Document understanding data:
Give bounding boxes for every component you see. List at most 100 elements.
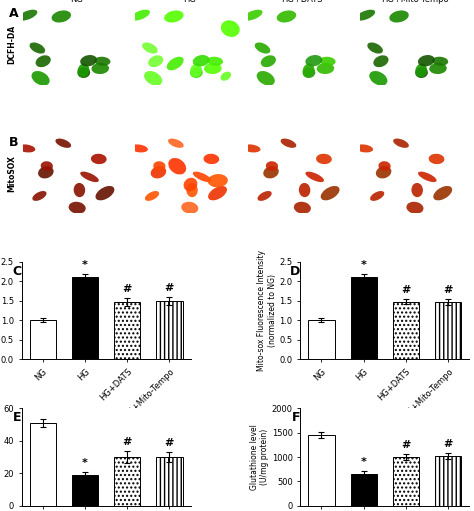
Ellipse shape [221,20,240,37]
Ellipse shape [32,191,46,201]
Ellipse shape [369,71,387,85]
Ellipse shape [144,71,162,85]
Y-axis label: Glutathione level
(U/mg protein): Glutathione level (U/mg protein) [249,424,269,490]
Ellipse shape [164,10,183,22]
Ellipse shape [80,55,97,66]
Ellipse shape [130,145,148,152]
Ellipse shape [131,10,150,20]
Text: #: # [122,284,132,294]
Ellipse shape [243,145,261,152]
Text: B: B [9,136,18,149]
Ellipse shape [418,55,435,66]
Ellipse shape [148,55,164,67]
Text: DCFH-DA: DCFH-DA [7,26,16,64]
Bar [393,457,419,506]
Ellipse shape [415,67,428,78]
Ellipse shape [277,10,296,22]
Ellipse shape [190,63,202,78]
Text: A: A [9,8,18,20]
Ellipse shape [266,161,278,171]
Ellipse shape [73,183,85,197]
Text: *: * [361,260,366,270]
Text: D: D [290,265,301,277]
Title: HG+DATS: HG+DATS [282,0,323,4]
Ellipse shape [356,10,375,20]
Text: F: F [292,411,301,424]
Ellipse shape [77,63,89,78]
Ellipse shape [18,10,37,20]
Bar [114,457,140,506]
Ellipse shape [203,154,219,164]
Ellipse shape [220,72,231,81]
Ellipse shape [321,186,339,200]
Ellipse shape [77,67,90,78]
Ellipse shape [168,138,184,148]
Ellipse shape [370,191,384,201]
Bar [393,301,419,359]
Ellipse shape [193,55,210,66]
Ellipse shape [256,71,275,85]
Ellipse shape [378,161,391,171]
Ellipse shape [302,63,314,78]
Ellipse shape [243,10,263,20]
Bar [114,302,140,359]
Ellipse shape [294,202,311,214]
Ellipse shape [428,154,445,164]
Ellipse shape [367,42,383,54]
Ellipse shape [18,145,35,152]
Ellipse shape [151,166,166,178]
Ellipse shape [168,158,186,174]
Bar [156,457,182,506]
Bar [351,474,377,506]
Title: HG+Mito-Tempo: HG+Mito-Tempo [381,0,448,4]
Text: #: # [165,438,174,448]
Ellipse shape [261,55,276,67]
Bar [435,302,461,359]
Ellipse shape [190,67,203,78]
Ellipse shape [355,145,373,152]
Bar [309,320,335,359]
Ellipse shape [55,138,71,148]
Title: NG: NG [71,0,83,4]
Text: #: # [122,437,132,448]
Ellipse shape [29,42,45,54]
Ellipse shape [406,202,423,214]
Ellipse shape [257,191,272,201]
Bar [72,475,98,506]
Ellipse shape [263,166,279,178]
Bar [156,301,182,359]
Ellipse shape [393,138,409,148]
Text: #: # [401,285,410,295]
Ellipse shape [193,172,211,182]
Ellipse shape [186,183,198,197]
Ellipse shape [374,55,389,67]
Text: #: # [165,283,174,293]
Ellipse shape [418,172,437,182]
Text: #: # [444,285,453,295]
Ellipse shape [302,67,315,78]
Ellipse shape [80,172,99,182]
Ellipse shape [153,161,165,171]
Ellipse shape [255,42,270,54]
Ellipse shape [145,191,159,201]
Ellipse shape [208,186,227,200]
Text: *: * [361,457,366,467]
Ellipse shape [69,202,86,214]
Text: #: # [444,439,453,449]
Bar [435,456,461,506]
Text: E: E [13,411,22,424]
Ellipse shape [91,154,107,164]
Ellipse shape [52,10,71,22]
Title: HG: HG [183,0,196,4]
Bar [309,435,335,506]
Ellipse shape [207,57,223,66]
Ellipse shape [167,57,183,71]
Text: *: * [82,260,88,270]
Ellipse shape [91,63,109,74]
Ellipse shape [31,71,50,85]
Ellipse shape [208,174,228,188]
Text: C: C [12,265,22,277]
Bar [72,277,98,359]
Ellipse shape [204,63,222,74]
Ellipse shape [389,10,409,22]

> **REQUIREMENT**: Without including any pictures, return every line of the records exactly.

> **TASK RESPONSE**:
Give bounding boxes for every component you see. List at most 100 elements.
Ellipse shape [221,20,240,37]
Ellipse shape [32,191,46,201]
Ellipse shape [369,71,387,85]
Ellipse shape [144,71,162,85]
Y-axis label: Glutathione level
(U/mg protein): Glutathione level (U/mg protein) [249,424,269,490]
Ellipse shape [164,10,183,22]
Ellipse shape [80,55,97,66]
Ellipse shape [130,145,148,152]
Ellipse shape [131,10,150,20]
Text: #: # [122,284,132,294]
Ellipse shape [243,145,261,152]
Text: B: B [9,136,18,149]
Ellipse shape [418,55,435,66]
Ellipse shape [148,55,164,67]
Text: DCFH-DA: DCFH-DA [7,26,16,64]
Bar [393,457,419,506]
Ellipse shape [415,67,428,78]
Ellipse shape [277,10,296,22]
Ellipse shape [190,63,202,78]
Text: A: A [9,8,18,20]
Ellipse shape [266,161,278,171]
Ellipse shape [73,183,85,197]
Text: *: * [361,260,366,270]
Text: D: D [290,265,301,277]
Title: HG+DATS: HG+DATS [282,0,323,4]
Ellipse shape [356,10,375,20]
Text: F: F [292,411,301,424]
Ellipse shape [77,63,89,78]
Ellipse shape [18,10,37,20]
Bar [114,457,140,506]
Ellipse shape [203,154,219,164]
Ellipse shape [220,72,231,81]
Ellipse shape [321,186,339,200]
Ellipse shape [77,67,90,78]
Ellipse shape [168,138,184,148]
Ellipse shape [370,191,384,201]
Bar [393,301,419,359]
Ellipse shape [193,55,210,66]
Ellipse shape [256,71,275,85]
Ellipse shape [378,161,391,171]
Ellipse shape [302,63,314,78]
Ellipse shape [243,10,263,20]
Bar [114,302,140,359]
Ellipse shape [294,202,311,214]
Ellipse shape [428,154,445,164]
Ellipse shape [367,42,383,54]
Ellipse shape [18,145,35,152]
Ellipse shape [151,166,166,178]
Ellipse shape [168,158,186,174]
Bar [156,457,182,506]
Bar [351,474,377,506]
Title: HG+Mito-Tempo: HG+Mito-Tempo [381,0,448,4]
Text: #: # [165,438,174,448]
Ellipse shape [261,55,276,67]
Bar [435,302,461,359]
Ellipse shape [190,67,203,78]
Ellipse shape [355,145,373,152]
Bar [309,320,335,359]
Ellipse shape [55,138,71,148]
Title: NG: NG [71,0,83,4]
Text: #: # [122,437,132,448]
Ellipse shape [29,42,45,54]
Ellipse shape [406,202,423,214]
Ellipse shape [257,191,272,201]
Bar [72,475,98,506]
Ellipse shape [263,166,279,178]
Bar [156,301,182,359]
Ellipse shape [393,138,409,148]
Text: #: # [401,285,410,295]
Ellipse shape [193,172,211,182]
Ellipse shape [186,183,198,197]
Ellipse shape [374,55,389,67]
Text: #: # [165,283,174,293]
Ellipse shape [418,172,437,182]
Text: #: # [444,285,453,295]
Ellipse shape [302,67,315,78]
Ellipse shape [80,172,99,182]
Ellipse shape [153,161,165,171]
Ellipse shape [255,42,270,54]
Ellipse shape [145,191,159,201]
Ellipse shape [208,186,227,200]
Text: *: * [361,457,366,467]
Ellipse shape [69,202,86,214]
Text: #: # [444,439,453,449]
Bar [435,456,461,506]
Text: E: E [13,411,22,424]
Ellipse shape [91,154,107,164]
Ellipse shape [52,10,71,22]
Title: HG: HG [183,0,196,4]
Bar [309,435,335,506]
Ellipse shape [207,57,223,66]
Ellipse shape [167,57,183,71]
Text: *: * [82,260,88,270]
Ellipse shape [91,63,109,74]
Ellipse shape [31,71,50,85]
Ellipse shape [208,174,228,188]
Text: C: C [12,265,22,277]
Bar [72,277,98,359]
Ellipse shape [204,63,222,74]
Ellipse shape [389,10,409,22]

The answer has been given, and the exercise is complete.